____ Data section

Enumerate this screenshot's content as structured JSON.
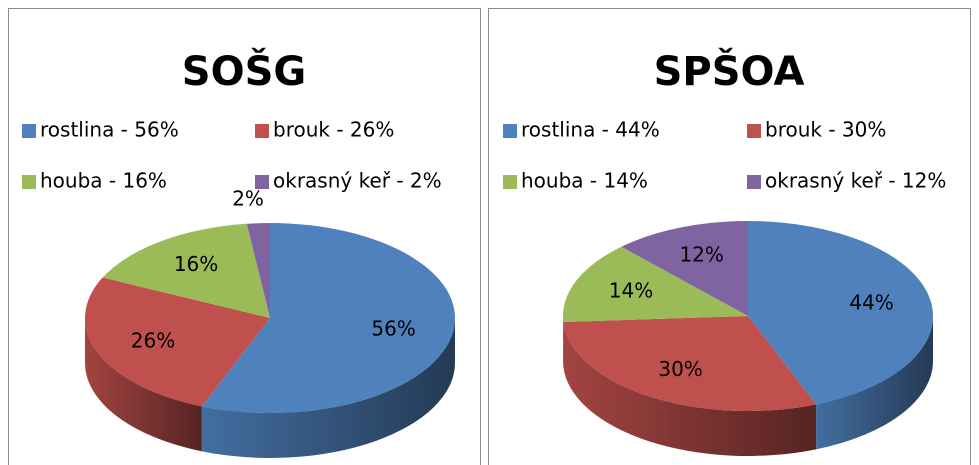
{
  "chart_data": [
    {
      "type": "pie",
      "title": "SOŠG",
      "categories": [
        "rostlina - 56%",
        "brouk - 26%",
        "houba - 16%",
        "okrasný keř - 2%"
      ],
      "values": [
        56,
        26,
        16,
        2
      ],
      "value_labels": [
        "56%",
        "26%",
        "16%",
        "2%"
      ],
      "colors": [
        "#4f81bd",
        "#c0504d",
        "#9bbb59",
        "#8064a2"
      ]
    },
    {
      "type": "pie",
      "title": "SPŠOA",
      "categories": [
        "rostlina - 44%",
        "brouk - 30%",
        "houba - 14%",
        "okrasný keř - 12%"
      ],
      "values": [
        44,
        30,
        14,
        12
      ],
      "value_labels": [
        "44%",
        "30%",
        "14%",
        "12%"
      ],
      "colors": [
        "#4f81bd",
        "#c0504d",
        "#9bbb59",
        "#8064a2"
      ]
    }
  ]
}
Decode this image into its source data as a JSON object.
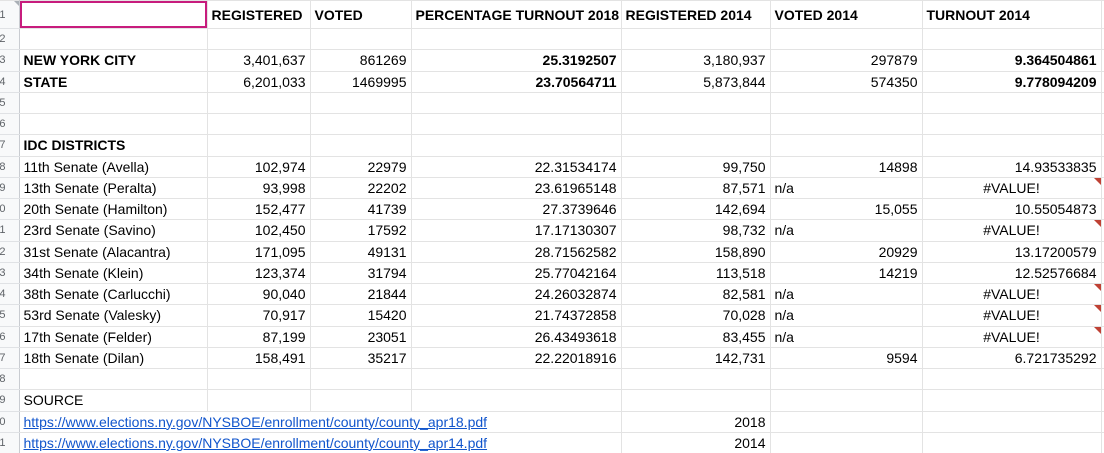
{
  "app": {
    "kind": "spreadsheet-grid"
  },
  "colors": {
    "selection_border": "#c71c7d",
    "link": "#1155cc",
    "error_marker": "#bf4134",
    "gridline": "#e3e3e3",
    "row_header_bg": "#f8f9fa"
  },
  "column_headers": [
    "",
    "REGISTERED",
    "VOTED",
    "PERCENTAGE TURNOUT 2018",
    "REGISTERED 2014",
    "VOTED 2014",
    "TURNOUT 2014"
  ],
  "sheet": {
    "rows": [
      {
        "header": true,
        "cells": [
          {
            "v": "",
            "sel": true
          },
          {
            "v": "REGISTERED",
            "b": true
          },
          {
            "v": "VOTED",
            "b": true
          },
          {
            "v": "PERCENTAGE TURNOUT 2018",
            "b": true
          },
          {
            "v": "REGISTERED 2014",
            "b": true
          },
          {
            "v": "VOTED 2014",
            "b": true
          },
          {
            "v": "TURNOUT 2014",
            "b": true
          }
        ]
      },
      {
        "cells": [
          "",
          "",
          "",
          "",
          "",
          "",
          ""
        ]
      },
      {
        "cells": [
          {
            "v": "NEW YORK CITY",
            "b": true
          },
          "3,401,637",
          "861269",
          {
            "v": "25.3192507",
            "b": true
          },
          "3,180,937",
          "297879",
          {
            "v": "9.364504861",
            "b": true
          }
        ]
      },
      {
        "cells": [
          {
            "v": "STATE",
            "b": true
          },
          "6,201,033",
          "1469995",
          {
            "v": "23.70564711",
            "b": true
          },
          "5,873,844",
          "574350",
          {
            "v": "9.778094209",
            "b": true
          }
        ]
      },
      {
        "cells": [
          "",
          "",
          "",
          "",
          "",
          "",
          ""
        ]
      },
      {
        "cells": [
          "",
          "",
          "",
          "",
          "",
          "",
          ""
        ]
      },
      {
        "cells": [
          {
            "v": "IDC DISTRICTS",
            "b": true
          },
          "",
          "",
          "",
          "",
          "",
          ""
        ]
      },
      {
        "cells": [
          "11th Senate (Avella)",
          "102,974",
          "22979",
          "22.31534174",
          "99,750",
          "14898",
          "14.93533835"
        ]
      },
      {
        "cells": [
          "13th Senate (Peralta)",
          "93,998",
          "22202",
          "23.61965148",
          "87,571",
          {
            "v": "n/a",
            "a": "l"
          },
          {
            "v": "#VALUE!",
            "a": "c",
            "err": true
          }
        ]
      },
      {
        "cells": [
          "20th Senate (Hamilton)",
          "152,477",
          "41739",
          "27.3739646",
          "142,694",
          "15,055",
          "10.55054873"
        ]
      },
      {
        "cells": [
          "23rd Senate (Savino)",
          "102,450",
          "17592",
          "17.17130307",
          "98,732",
          {
            "v": "n/a",
            "a": "l"
          },
          {
            "v": "#VALUE!",
            "a": "c",
            "err": true
          }
        ]
      },
      {
        "cells": [
          "31st Senate (Alacantra)",
          "171,095",
          "49131",
          "28.71562582",
          "158,890",
          "20929",
          "13.17200579"
        ]
      },
      {
        "cells": [
          "34th Senate (Klein)",
          "123,374",
          "31794",
          "25.77042164",
          "113,518",
          "14219",
          "12.52576684"
        ]
      },
      {
        "cells": [
          "38th Senate (Carlucchi)",
          "90,040",
          "21844",
          "24.26032874",
          "82,581",
          {
            "v": "n/a",
            "a": "l"
          },
          {
            "v": "#VALUE!",
            "a": "c",
            "err": true
          }
        ]
      },
      {
        "cells": [
          "53rd Senate (Valesky)",
          "70,917",
          "15420",
          "21.74372858",
          "70,028",
          {
            "v": "n/a",
            "a": "l"
          },
          {
            "v": "#VALUE!",
            "a": "c",
            "err": true
          }
        ]
      },
      {
        "cells": [
          "17th Senate (Felder)",
          "87,199",
          "23051",
          "26.43493618",
          "83,455",
          {
            "v": "n/a",
            "a": "l"
          },
          {
            "v": "#VALUE!",
            "a": "c",
            "err": true
          }
        ]
      },
      {
        "cells": [
          "18th Senate (Dilan)",
          "158,491",
          "35217",
          "22.22018916",
          "142,731",
          "9594",
          "6.721735292"
        ]
      },
      {
        "cells": [
          "",
          "",
          "",
          "",
          "",
          "",
          ""
        ]
      },
      {
        "cells": [
          "SOURCE",
          "",
          "",
          "",
          "",
          "",
          ""
        ]
      },
      {
        "span4": true,
        "cells": [
          {
            "v": "https://www.elections.ny.gov/NYSBOE/enrollment/county/county_apr18.pdf",
            "link": true
          },
          "2018",
          "",
          ""
        ]
      },
      {
        "span4": true,
        "cells": [
          {
            "v": "https://www.elections.ny.gov/NYSBOE/enrollment/county/county_apr14.pdf",
            "link": true
          },
          "2014",
          "",
          ""
        ]
      }
    ]
  }
}
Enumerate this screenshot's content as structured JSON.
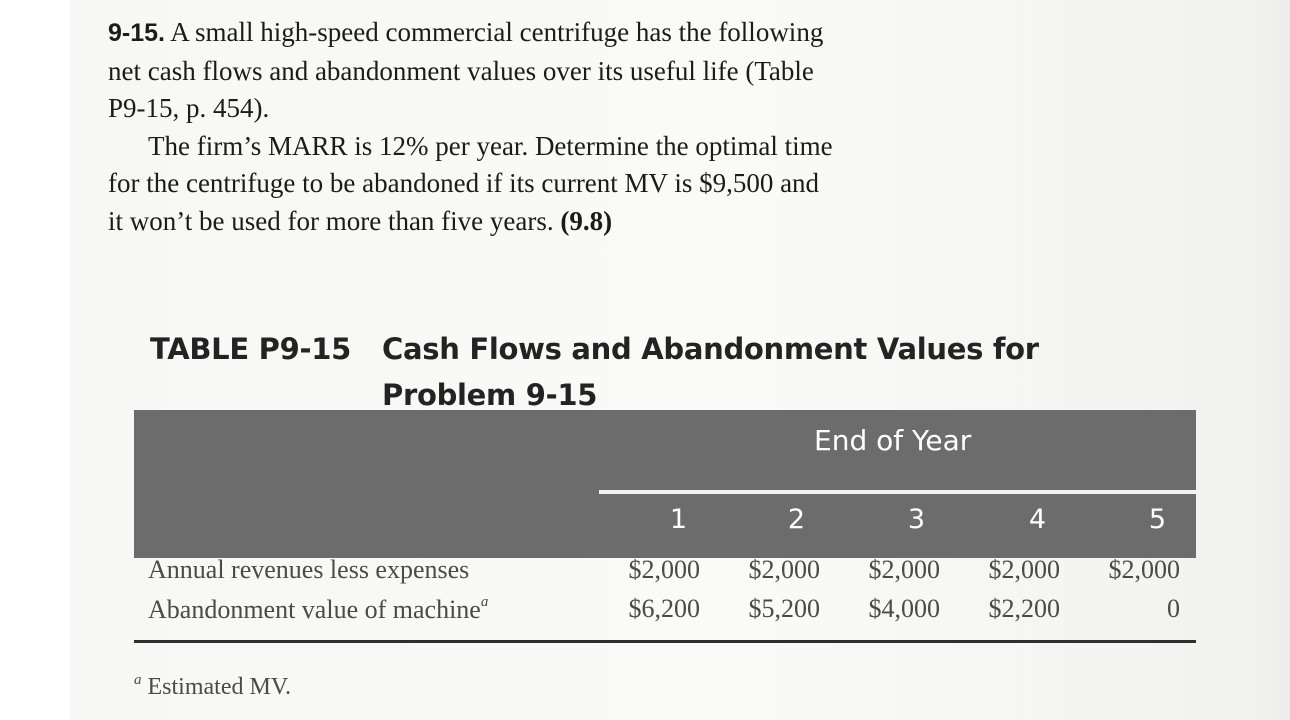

________

• The problem: Your task is to repeat the material above exactly, without its pictures.

• Finished task:
Enumerate this screenshot's content as structured JSON.
{
  "chart_data": [
    {
      "type": "pie",
      "title": "SOŠG",
      "categories": [
        "rostlina - 56%",
        "brouk - 26%",
        "houba - 16%",
        "okrasný keř - 2%"
      ],
      "values": [
        56,
        26,
        16,
        2
      ],
      "value_labels": [
        "56%",
        "26%",
        "16%",
        "2%"
      ],
      "colors": [
        "#4f81bd",
        "#c0504d",
        "#9bbb59",
        "#8064a2"
      ]
    },
    {
      "type": "pie",
      "title": "SPŠOA",
      "categories": [
        "rostlina - 44%",
        "brouk - 30%",
        "houba - 14%",
        "okrasný keř - 12%"
      ],
      "values": [
        44,
        30,
        14,
        12
      ],
      "value_labels": [
        "44%",
        "30%",
        "14%",
        "12%"
      ],
      "colors": [
        "#4f81bd",
        "#c0504d",
        "#9bbb59",
        "#8064a2"
      ]
    }
  ]
}
Decode this image into its source data as a JSON object.
{
  "app": {
    "kind": "spreadsheet-grid"
  },
  "colors": {
    "selection_border": "#c71c7d",
    "link": "#1155cc",
    "error_marker": "#bf4134",
    "gridline": "#e3e3e3",
    "row_header_bg": "#f8f9fa"
  },
  "column_headers": [
    "",
    "REGISTERED",
    "VOTED",
    "PERCENTAGE TURNOUT 2018",
    "REGISTERED 2014",
    "VOTED 2014",
    "TURNOUT 2014"
  ],
  "sheet": {
    "rows": [
      {
        "header": true,
        "cells": [
          {
            "v": "",
            "sel": true
          },
          {
            "v": "REGISTERED",
            "b": true
          },
          {
            "v": "VOTED",
            "b": true
          },
          {
            "v": "PERCENTAGE TURNOUT 2018",
            "b": true
          },
          {
            "v": "REGISTERED 2014",
            "b": true
          },
          {
            "v": "VOTED 2014",
            "b": true
          },
          {
            "v": "TURNOUT 2014",
            "b": true
          }
        ]
      },
      {
        "cells": [
          "",
          "",
          "",
          "",
          "",
          "",
          ""
        ]
      },
      {
        "cells": [
          {
            "v": "NEW YORK CITY",
            "b": true
          },
          "3,401,637",
          "861269",
          {
            "v": "25.3192507",
            "b": true
          },
          "3,180,937",
          "297879",
          {
            "v": "9.364504861",
            "b": true
          }
        ]
      },
      {
        "cells": [
          {
            "v": "STATE",
            "b": true
          },
          "6,201,033",
          "1469995",
          {
            "v": "23.70564711",
            "b": true
          },
          "5,873,844",
          "574350",
          {
            "v": "9.778094209",
            "b": true
          }
        ]
      },
      {
        "cells": [
          "",
          "",
          "",
          "",
          "",
          "",
          ""
        ]
      },
      {
        "cells": [
          "",
          "",
          "",
          "",
          "",
          "",
          ""
        ]
      },
      {
        "cells": [
          {
            "v": "IDC DISTRICTS",
            "b": true
          },
          "",
          "",
          "",
          "",
          "",
          ""
        ]
      },
      {
        "cells": [
          "11th Senate (Avella)",
          "102,974",
          "22979",
          "22.31534174",
          "99,750",
          "14898",
          "14.93533835"
        ]
      },
      {
        "cells": [
          "13th Senate (Peralta)",
          "93,998",
          "22202",
          "23.61965148",
          "87,571",
          {
            "v": "n/a",
            "a": "l"
          },
          {
            "v": "#VALUE!",
            "a": "c",
            "err": true
          }
        ]
      },
      {
        "cells": [
          "20th Senate (Hamilton)",
          "152,477",
          "41739",
          "27.3739646",
          "142,694",
          "15,055",
          "10.55054873"
        ]
      },
      {
        "cells": [
          "23rd Senate (Savino)",
          "102,450",
          "17592",
          "17.17130307",
          "98,732",
          {
            "v": "n/a",
            "a": "l"
          },
          {
            "v": "#VALUE!",
            "a": "c",
            "err": true
          }
        ]
      },
      {
        "cells": [
          "31st Senate (Alacantra)",
          "171,095",
          "49131",
          "28.71562582",
          "158,890",
          "20929",
          "13.17200579"
        ]
      },
      {
        "cells": [
          "34th Senate (Klein)",
          "123,374",
          "31794",
          "25.77042164",
          "113,518",
          "14219",
          "12.52576684"
        ]
      },
      {
        "cells": [
          "38th Senate (Carlucchi)",
          "90,040",
          "21844",
          "24.26032874",
          "82,581",
          {
            "v": "n/a",
            "a": "l"
          },
          {
            "v": "#VALUE!",
            "a": "c",
            "err": true
          }
        ]
      },
      {
        "cells": [
          "53rd Senate (Valesky)",
          "70,917",
          "15420",
          "21.74372858",
          "70,028",
          {
            "v": "n/a",
            "a": "l"
          },
          {
            "v": "#VALUE!",
            "a": "c",
            "err": true
          }
        ]
      },
      {
        "cells": [
          "17th Senate (Felder)",
          "87,199",
          "23051",
          "26.43493618",
          "83,455",
          {
            "v": "n/a",
            "a": "l"
          },
          {
            "v": "#VALUE!",
            "a": "c",
            "err": true
          }
        ]
      },
      {
        "cells": [
          "18th Senate (Dilan)",
          "158,491",
          "35217",
          "22.22018916",
          "142,731",
          "9594",
          "6.721735292"
        ]
      },
      {
        "cells": [
          "",
          "",
          "",
          "",
          "",
          "",
          ""
        ]
      },
      {
        "cells": [
          "SOURCE",
          "",
          "",
          "",
          "",
          "",
          ""
        ]
      },
      {
        "span4": true,
        "cells": [
          {
            "v": "https://www.elections.ny.gov/NYSBOE/enrollment/county/county_apr18.pdf",
            "link": true
          },
          "2018",
          "",
          ""
        ]
      },
      {
        "span4": true,
        "cells": [
          {
            "v": "https://www.elections.ny.gov/NYSBOE/enrollment/county/county_apr14.pdf",
            "link": true
          },
          "2014",
          "",
          ""
        ]
      }
    ]
  }
}
Enumerate this screenshot's content as structured JSON.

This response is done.